Dataset listings of figures

-------------------------

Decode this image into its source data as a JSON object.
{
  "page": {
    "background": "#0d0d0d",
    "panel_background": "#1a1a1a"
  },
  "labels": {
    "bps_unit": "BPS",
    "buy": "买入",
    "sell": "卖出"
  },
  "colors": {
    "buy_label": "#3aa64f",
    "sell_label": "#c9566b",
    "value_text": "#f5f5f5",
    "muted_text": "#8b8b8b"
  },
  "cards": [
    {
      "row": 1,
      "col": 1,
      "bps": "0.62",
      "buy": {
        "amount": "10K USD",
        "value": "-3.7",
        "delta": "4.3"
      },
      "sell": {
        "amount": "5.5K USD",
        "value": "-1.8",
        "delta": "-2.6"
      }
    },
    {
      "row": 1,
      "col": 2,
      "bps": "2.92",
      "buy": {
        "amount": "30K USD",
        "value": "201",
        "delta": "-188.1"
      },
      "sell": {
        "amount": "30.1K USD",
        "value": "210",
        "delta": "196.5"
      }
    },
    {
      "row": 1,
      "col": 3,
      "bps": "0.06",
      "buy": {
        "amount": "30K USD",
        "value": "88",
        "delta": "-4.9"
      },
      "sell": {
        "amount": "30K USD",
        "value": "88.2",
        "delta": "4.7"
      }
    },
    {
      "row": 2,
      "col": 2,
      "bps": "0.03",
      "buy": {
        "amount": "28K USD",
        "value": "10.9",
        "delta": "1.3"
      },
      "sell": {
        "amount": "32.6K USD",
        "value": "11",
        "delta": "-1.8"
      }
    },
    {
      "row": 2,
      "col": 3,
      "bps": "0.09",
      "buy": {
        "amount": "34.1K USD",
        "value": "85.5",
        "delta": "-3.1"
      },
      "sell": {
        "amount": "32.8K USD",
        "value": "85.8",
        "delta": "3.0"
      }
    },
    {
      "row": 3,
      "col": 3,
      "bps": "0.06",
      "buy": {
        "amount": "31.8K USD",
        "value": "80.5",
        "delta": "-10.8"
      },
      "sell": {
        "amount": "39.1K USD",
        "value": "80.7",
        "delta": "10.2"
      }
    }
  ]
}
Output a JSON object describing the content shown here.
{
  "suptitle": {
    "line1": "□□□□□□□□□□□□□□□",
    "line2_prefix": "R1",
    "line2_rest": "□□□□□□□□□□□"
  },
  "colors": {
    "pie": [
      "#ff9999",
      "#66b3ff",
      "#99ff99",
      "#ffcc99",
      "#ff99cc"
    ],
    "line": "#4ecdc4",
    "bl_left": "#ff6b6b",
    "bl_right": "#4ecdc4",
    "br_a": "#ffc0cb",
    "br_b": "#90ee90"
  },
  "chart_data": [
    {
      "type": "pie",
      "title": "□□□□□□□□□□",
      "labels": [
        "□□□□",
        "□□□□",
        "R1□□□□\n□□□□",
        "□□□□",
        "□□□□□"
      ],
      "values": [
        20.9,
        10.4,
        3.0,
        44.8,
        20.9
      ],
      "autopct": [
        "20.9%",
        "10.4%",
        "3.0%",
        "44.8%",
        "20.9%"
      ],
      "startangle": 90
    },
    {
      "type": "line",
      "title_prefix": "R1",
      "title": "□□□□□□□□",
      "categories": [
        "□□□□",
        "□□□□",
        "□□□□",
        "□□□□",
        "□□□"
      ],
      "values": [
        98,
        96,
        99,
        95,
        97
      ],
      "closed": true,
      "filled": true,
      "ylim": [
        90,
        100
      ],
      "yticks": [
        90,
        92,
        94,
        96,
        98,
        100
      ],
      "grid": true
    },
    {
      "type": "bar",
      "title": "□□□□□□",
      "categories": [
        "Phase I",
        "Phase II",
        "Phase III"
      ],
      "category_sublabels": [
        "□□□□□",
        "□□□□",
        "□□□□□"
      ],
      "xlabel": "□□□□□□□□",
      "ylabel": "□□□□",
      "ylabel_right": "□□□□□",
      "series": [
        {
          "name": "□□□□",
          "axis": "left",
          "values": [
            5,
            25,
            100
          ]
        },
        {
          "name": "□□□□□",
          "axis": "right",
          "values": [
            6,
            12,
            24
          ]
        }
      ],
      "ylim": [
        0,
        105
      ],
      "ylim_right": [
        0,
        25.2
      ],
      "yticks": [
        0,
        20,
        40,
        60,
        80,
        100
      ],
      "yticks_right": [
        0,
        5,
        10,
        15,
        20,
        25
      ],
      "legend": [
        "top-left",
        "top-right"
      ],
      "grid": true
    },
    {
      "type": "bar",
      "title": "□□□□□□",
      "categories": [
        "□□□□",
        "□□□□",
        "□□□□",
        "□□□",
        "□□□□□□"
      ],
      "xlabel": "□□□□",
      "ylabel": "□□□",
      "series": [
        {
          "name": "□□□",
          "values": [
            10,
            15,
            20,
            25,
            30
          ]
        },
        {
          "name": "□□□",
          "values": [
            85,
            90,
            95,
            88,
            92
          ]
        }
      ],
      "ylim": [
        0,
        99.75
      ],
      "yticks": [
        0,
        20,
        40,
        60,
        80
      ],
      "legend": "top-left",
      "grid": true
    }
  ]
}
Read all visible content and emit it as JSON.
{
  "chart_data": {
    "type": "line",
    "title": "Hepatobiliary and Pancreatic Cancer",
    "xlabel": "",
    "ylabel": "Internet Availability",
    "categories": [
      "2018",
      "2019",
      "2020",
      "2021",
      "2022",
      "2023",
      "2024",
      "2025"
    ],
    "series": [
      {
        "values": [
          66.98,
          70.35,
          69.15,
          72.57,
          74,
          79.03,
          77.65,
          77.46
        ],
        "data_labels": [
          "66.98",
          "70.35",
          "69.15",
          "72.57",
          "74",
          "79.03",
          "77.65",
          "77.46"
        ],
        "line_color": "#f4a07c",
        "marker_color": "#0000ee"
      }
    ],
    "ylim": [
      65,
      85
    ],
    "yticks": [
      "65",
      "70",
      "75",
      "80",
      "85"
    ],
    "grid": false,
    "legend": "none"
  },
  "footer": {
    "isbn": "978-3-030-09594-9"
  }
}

-------------------------

_Task objective_
Determine the number of lines in these entries that contain the word "delta", and write only that number.

_Response to the task_
12